[Entries shown]:

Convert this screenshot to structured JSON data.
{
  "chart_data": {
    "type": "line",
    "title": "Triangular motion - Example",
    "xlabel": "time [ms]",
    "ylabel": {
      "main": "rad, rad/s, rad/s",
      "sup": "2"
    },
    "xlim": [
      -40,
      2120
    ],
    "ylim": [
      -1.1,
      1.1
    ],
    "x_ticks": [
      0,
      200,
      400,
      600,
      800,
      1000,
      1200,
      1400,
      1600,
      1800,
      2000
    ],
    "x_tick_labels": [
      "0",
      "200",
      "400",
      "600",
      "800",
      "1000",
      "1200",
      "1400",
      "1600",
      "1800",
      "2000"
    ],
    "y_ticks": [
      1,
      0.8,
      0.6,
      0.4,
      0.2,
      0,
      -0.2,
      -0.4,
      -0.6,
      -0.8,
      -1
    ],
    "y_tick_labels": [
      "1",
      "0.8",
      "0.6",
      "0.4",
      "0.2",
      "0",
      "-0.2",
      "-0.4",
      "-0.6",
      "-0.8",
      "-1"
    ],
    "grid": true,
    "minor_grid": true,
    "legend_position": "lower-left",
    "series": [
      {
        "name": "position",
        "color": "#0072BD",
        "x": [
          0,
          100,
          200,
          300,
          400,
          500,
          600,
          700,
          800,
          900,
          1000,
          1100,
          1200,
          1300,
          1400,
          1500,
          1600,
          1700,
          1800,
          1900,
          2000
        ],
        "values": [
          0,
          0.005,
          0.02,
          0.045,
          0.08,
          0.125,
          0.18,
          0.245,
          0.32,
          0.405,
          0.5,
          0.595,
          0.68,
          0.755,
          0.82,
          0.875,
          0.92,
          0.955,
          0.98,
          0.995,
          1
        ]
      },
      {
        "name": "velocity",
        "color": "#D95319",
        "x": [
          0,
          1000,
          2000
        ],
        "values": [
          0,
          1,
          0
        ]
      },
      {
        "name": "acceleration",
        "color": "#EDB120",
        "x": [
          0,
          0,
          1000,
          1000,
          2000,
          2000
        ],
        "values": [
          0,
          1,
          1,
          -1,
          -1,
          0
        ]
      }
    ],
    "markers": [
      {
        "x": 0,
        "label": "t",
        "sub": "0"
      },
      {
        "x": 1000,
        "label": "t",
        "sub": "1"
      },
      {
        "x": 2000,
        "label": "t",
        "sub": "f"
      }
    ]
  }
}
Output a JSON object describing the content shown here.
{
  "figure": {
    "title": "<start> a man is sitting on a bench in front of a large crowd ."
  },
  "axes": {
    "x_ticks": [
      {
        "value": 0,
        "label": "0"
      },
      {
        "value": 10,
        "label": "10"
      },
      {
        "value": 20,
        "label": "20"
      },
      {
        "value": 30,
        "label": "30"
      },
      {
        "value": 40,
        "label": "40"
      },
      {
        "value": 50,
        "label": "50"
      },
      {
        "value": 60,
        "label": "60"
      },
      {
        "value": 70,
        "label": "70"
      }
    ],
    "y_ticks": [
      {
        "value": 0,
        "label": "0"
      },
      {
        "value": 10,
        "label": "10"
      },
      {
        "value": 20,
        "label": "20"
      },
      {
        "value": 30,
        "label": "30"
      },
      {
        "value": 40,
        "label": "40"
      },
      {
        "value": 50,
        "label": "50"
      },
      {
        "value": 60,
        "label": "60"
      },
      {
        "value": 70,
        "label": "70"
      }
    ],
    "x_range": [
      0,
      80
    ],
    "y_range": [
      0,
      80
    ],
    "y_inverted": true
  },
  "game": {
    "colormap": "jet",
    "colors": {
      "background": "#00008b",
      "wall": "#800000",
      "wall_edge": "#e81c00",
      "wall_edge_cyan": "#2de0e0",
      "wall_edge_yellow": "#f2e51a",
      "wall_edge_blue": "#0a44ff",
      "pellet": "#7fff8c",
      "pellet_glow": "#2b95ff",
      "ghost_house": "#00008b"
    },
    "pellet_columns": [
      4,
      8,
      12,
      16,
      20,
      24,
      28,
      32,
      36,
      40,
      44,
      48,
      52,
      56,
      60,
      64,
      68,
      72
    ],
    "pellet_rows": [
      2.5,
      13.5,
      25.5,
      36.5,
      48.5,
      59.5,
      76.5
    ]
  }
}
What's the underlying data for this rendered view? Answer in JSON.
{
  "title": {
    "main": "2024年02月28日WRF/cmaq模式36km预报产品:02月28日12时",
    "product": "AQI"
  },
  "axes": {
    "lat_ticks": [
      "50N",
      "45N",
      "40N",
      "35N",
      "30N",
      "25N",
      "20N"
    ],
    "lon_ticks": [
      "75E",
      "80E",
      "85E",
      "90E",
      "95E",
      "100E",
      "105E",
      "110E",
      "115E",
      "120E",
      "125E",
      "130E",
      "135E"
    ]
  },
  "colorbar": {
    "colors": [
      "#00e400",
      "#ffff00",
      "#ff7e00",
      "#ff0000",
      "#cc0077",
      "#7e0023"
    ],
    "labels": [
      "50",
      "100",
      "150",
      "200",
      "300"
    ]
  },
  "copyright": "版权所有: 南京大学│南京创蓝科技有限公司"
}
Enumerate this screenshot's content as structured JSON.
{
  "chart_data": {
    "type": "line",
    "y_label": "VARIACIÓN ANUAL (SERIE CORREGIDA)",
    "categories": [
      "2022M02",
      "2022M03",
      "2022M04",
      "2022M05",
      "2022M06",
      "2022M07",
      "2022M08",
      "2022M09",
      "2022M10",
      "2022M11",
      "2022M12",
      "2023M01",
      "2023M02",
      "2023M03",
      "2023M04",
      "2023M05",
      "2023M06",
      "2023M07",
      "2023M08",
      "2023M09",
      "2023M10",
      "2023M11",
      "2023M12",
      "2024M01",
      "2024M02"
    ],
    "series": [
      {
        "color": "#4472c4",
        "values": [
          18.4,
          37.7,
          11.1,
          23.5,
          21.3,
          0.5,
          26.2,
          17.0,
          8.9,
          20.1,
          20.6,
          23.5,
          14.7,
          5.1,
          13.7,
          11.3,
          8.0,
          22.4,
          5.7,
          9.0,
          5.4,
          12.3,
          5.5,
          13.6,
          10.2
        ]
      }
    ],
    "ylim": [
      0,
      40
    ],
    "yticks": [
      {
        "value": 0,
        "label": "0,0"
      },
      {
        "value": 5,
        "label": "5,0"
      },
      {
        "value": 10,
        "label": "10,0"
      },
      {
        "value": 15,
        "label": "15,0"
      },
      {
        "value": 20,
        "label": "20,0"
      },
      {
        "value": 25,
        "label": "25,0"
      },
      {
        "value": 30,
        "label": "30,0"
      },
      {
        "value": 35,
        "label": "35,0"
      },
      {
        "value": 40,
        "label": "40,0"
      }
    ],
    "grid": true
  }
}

[Task directions]: Sift through the entries and copy every line with "structured".

[Correct answer]:
Convert this screenshot to structured JSON data.
Enumerate this screenshot's content as structured JSON.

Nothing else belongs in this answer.